# [WHAT YOU WILL DO]
Find the lines with the string "name" and return them.

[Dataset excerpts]
● ● ●

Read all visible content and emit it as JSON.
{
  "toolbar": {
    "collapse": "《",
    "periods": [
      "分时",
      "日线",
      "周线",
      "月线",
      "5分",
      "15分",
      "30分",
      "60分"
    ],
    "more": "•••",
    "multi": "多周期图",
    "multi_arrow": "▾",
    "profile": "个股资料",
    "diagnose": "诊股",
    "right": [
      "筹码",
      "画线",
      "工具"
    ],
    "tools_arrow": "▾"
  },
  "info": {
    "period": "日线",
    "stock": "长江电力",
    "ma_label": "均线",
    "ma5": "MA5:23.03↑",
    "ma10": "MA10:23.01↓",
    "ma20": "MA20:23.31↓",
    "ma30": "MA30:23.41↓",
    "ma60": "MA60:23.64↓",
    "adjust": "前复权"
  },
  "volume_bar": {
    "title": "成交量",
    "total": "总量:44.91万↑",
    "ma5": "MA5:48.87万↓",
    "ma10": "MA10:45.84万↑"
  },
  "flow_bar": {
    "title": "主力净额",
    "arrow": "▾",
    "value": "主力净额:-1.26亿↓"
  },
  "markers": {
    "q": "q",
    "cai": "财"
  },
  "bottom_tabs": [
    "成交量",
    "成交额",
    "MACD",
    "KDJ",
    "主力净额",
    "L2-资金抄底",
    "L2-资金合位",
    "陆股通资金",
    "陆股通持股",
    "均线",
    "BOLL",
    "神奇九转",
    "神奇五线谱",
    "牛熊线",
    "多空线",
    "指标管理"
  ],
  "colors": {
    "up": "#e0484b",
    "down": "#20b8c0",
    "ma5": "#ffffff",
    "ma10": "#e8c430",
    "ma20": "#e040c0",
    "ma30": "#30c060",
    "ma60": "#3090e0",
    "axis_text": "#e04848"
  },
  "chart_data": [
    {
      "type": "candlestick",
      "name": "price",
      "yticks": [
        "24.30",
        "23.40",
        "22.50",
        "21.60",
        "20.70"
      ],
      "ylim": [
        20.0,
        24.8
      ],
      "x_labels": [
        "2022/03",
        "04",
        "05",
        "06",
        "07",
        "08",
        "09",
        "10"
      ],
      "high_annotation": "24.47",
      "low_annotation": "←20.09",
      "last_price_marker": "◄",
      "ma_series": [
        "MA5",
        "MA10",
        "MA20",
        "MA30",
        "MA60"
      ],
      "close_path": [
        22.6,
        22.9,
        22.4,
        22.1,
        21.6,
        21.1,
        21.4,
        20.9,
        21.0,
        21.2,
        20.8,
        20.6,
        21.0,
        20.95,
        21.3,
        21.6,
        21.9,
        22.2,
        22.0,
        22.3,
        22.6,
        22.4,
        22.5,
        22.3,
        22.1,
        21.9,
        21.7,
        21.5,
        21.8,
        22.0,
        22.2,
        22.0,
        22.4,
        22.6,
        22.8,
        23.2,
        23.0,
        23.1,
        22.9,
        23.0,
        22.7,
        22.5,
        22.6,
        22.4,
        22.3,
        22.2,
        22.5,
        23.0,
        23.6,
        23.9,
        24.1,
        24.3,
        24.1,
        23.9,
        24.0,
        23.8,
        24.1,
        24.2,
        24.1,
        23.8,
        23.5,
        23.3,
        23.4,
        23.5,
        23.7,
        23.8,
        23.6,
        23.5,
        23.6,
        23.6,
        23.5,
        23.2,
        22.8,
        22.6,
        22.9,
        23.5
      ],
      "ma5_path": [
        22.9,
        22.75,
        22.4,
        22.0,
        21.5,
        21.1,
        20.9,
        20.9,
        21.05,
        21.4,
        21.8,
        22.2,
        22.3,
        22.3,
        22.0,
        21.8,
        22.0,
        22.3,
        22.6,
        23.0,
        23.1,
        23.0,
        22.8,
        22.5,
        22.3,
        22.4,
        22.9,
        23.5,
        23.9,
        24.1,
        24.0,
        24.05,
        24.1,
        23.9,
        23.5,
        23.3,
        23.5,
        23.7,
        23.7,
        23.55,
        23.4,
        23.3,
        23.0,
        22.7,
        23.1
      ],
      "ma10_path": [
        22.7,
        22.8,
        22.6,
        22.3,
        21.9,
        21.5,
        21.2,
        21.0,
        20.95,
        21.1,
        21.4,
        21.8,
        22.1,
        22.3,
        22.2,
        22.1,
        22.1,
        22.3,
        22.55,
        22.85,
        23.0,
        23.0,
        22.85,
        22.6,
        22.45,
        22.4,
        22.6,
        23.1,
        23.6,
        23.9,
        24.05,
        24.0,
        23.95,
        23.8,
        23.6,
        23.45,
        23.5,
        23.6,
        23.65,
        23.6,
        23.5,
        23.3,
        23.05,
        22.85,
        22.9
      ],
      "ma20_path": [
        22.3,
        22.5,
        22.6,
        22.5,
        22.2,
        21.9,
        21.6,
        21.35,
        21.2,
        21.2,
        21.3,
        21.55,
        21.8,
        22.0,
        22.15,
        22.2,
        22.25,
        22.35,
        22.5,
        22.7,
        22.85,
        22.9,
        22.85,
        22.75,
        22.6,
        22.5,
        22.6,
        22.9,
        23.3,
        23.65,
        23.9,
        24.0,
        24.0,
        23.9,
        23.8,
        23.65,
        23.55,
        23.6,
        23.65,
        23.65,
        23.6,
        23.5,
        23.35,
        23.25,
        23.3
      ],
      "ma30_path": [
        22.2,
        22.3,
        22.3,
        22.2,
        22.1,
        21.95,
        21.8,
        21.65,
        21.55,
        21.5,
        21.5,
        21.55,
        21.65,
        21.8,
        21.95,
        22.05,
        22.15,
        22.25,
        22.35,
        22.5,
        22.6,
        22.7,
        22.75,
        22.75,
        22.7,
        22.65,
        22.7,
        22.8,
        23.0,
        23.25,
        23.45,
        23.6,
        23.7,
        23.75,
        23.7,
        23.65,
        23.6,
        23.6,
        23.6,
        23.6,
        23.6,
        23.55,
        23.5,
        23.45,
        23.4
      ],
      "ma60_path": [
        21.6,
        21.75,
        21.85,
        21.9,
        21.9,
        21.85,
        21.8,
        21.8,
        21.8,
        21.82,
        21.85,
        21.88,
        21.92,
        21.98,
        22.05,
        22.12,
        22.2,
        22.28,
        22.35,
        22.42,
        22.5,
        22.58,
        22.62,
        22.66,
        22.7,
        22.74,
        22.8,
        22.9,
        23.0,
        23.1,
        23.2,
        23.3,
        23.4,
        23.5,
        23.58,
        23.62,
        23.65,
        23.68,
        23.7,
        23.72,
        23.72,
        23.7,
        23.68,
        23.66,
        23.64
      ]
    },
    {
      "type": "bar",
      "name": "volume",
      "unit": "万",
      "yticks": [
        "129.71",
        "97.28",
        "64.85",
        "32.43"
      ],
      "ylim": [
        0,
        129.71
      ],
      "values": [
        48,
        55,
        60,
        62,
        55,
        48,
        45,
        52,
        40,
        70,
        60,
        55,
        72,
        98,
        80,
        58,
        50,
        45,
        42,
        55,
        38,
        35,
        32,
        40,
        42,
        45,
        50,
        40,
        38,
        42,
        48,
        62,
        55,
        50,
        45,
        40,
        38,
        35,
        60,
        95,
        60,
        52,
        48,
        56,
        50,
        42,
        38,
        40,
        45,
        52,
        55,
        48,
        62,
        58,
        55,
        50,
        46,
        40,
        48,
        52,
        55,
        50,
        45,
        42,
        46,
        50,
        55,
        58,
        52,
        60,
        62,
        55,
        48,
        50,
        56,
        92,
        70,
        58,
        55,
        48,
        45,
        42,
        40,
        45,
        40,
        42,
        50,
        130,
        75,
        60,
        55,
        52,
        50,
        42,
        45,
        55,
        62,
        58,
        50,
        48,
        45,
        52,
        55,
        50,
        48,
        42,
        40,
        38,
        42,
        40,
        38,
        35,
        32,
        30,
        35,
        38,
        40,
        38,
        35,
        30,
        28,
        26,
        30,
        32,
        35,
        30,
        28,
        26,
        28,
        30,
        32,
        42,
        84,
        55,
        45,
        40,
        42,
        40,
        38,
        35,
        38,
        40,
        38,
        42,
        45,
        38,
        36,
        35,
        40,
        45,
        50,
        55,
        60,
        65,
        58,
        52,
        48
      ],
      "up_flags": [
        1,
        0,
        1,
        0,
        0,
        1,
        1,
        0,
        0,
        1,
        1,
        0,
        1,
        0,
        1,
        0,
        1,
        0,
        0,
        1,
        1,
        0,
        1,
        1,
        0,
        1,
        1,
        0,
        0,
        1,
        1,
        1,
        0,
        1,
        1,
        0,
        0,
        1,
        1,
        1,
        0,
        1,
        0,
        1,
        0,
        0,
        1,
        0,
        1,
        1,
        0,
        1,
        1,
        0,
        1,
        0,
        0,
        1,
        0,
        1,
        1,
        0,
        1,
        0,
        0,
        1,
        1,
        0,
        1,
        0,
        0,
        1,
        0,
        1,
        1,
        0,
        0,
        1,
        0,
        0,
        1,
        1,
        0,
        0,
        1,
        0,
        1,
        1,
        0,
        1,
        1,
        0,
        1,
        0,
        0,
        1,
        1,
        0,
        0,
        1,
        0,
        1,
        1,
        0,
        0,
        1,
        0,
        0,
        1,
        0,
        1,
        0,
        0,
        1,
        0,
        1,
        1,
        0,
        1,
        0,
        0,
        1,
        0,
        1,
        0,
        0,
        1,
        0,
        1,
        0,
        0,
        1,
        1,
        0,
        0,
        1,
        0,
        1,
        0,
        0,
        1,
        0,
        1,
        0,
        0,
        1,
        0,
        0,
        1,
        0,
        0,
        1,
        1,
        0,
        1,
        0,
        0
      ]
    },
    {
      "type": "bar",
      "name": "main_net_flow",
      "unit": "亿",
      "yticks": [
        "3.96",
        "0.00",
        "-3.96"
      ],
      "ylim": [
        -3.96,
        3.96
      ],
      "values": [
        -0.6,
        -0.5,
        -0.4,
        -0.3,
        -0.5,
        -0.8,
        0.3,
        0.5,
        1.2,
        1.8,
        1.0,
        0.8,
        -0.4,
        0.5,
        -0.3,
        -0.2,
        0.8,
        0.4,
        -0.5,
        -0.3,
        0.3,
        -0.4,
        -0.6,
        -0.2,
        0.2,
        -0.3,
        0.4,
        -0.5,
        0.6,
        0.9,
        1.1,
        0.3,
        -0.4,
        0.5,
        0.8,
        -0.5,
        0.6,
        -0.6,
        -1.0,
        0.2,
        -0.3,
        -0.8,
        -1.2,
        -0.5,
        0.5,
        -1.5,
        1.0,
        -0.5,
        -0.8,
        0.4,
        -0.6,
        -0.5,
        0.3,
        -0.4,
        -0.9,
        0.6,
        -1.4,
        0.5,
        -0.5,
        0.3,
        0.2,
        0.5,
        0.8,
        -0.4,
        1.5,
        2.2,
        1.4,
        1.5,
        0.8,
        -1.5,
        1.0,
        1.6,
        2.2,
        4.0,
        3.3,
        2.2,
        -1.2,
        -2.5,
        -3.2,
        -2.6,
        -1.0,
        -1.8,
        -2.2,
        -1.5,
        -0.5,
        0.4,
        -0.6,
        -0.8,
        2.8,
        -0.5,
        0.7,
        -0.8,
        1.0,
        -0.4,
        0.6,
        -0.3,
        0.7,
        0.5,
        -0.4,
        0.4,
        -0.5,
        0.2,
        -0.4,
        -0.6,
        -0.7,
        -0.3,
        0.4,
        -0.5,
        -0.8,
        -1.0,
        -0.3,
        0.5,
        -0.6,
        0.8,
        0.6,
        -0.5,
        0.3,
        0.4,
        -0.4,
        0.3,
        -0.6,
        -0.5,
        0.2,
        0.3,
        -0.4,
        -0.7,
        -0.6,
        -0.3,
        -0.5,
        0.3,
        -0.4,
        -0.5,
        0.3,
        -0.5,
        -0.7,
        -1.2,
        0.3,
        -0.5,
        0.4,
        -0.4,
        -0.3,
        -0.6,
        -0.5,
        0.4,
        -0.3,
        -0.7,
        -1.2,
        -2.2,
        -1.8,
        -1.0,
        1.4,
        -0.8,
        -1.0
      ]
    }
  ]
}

● ● ●

# [OUTPUT FOR THIS EXERCISE]
      "name": "price",
      "name": "volume",
      "name": "main_net_flow",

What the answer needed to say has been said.